- **Exercise description**: The exercise asks for every line of the data to be reproduced exactly.

(Records contained in a dataset)

★ ★ ★ ★ ★ ★ ★

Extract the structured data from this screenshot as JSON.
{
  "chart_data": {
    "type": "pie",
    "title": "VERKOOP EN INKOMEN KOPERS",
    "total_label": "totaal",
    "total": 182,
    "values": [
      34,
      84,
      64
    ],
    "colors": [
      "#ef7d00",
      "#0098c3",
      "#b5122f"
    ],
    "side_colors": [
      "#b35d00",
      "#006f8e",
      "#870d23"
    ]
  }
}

★ ★ ★ ★ ★ ★ ★

- **Solution to this problem**:
Extract the structured data from this screenshot as JSON.
{
  "chart_data": {
    "type": "pie",
    "title": "VERKOOP EN INKOMEN KOPERS",
    "total_label": "totaal",
    "total": 182,
    "values": [
      34,
      84,
      64
    ],
    "colors": [
      "#ef7d00",
      "#0098c3",
      "#b5122f"
    ],
    "side_colors": [
      "#b35d00",
      "#006f8e",
      "#870d23"
    ]
  }
}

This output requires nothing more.